◆ The exercise
Provide only the number of lines in the data below that contain the string "Description".

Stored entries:
####################

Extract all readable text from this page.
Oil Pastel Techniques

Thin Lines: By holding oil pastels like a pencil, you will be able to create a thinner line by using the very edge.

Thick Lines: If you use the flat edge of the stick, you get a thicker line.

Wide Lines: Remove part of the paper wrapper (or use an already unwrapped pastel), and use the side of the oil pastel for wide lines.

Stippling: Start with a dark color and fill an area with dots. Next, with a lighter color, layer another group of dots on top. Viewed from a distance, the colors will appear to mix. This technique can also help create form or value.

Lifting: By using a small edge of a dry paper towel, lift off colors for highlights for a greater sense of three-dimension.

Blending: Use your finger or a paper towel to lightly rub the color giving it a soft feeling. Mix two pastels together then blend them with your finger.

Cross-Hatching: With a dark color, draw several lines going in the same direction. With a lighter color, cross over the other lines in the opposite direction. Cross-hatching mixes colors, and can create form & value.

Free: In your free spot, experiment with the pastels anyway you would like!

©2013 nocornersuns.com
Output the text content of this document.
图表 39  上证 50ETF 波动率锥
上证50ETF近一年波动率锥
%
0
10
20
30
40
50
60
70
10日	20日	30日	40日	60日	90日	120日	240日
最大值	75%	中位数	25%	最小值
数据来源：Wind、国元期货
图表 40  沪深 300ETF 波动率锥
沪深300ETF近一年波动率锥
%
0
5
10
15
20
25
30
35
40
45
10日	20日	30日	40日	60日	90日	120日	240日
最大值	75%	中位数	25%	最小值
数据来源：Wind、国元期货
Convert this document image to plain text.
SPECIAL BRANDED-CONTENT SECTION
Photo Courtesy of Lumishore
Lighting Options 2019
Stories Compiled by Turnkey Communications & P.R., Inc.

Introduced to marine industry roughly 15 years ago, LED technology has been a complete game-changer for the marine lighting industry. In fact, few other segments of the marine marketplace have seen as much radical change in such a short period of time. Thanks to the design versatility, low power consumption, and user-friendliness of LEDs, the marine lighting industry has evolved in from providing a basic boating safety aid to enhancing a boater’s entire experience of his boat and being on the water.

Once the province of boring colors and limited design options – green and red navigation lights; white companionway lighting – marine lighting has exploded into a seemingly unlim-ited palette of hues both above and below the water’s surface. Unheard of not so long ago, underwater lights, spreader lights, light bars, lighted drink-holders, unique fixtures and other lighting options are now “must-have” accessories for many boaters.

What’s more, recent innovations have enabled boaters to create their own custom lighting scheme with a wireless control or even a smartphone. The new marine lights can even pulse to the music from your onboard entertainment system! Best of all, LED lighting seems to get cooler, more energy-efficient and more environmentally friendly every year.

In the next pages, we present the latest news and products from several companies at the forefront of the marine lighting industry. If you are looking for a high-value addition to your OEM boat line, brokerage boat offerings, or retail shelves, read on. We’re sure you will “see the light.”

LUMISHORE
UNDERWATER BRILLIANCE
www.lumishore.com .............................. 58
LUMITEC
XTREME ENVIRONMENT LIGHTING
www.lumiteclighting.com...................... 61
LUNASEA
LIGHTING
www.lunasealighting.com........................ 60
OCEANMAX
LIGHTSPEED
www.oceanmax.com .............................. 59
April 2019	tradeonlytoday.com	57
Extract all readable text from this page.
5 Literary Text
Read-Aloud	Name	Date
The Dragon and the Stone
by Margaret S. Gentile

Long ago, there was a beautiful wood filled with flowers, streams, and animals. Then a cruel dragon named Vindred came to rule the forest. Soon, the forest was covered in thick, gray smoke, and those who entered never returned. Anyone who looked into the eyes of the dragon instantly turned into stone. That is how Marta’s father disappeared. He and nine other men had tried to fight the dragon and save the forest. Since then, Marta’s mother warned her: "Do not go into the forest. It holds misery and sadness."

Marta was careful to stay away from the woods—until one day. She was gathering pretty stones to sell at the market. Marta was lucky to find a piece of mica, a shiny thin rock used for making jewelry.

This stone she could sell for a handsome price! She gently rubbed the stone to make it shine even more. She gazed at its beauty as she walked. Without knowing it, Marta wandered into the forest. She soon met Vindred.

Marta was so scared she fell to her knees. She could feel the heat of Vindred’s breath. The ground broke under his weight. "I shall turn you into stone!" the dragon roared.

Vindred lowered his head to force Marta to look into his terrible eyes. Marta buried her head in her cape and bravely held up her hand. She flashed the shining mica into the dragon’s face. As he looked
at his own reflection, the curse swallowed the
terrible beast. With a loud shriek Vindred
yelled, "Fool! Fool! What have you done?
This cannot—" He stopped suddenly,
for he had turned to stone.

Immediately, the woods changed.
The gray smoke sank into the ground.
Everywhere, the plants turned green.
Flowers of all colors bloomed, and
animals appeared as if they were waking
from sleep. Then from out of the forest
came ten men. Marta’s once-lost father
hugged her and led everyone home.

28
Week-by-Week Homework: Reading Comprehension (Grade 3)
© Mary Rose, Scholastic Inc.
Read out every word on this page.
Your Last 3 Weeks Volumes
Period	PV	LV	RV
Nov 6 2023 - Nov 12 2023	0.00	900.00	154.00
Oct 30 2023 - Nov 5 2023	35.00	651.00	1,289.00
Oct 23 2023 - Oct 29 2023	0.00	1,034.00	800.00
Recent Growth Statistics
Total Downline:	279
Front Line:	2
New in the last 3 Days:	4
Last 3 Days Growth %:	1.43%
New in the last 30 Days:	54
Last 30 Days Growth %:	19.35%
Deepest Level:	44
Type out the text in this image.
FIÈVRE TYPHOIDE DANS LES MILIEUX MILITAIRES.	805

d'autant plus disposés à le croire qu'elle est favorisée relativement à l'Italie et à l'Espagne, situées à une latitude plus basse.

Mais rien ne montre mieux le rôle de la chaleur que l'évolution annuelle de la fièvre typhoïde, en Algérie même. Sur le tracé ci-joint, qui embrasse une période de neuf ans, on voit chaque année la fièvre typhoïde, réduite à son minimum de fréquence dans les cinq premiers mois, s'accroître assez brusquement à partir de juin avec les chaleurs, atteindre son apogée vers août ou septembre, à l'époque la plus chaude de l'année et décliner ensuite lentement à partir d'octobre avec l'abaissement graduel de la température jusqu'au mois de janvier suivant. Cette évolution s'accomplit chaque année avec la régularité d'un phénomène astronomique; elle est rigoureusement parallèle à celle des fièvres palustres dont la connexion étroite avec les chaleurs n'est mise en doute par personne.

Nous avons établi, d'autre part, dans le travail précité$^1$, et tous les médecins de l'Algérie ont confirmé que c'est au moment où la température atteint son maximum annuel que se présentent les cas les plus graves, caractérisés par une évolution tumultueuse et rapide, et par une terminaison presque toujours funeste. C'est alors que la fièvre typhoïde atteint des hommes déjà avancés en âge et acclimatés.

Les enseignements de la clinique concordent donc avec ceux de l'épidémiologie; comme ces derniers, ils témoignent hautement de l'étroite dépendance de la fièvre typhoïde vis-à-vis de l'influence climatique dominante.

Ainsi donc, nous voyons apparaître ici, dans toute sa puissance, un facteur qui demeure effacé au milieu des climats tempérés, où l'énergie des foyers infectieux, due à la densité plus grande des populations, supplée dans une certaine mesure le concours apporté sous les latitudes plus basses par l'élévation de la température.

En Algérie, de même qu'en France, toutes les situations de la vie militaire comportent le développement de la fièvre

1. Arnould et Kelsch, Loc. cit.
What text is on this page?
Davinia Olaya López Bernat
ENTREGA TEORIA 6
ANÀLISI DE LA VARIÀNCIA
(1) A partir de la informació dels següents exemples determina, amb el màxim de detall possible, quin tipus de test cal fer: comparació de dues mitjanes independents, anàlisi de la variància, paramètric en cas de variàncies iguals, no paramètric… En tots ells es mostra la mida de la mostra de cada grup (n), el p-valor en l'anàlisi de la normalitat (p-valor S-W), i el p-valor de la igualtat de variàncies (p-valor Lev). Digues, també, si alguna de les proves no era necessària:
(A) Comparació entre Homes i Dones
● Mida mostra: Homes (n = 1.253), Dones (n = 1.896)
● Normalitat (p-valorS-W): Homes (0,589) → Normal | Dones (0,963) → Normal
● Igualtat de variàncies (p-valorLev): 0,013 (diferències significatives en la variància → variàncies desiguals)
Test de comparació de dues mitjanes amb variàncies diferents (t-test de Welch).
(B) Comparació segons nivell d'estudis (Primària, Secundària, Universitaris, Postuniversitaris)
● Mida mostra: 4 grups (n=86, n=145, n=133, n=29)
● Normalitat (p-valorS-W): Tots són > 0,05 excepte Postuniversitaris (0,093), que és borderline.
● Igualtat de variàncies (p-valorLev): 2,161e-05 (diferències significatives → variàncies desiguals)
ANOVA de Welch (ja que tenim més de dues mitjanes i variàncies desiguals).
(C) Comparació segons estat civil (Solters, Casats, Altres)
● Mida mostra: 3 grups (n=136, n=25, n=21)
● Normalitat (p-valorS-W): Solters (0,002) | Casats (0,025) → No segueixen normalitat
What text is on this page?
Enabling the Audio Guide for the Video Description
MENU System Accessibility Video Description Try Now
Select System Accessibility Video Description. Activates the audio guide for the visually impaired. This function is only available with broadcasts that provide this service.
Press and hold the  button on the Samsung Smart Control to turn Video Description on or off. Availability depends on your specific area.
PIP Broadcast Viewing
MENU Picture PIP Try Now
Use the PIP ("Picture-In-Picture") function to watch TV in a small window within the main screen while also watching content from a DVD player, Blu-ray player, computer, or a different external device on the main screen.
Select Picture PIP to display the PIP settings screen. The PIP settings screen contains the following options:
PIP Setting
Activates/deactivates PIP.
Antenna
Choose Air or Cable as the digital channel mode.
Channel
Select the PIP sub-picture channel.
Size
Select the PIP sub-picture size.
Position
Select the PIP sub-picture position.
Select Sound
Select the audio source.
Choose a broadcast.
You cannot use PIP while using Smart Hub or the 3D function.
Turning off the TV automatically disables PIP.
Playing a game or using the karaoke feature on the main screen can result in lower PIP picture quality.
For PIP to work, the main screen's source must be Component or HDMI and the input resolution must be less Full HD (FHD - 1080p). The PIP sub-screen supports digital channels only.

####################

◆ Output below
4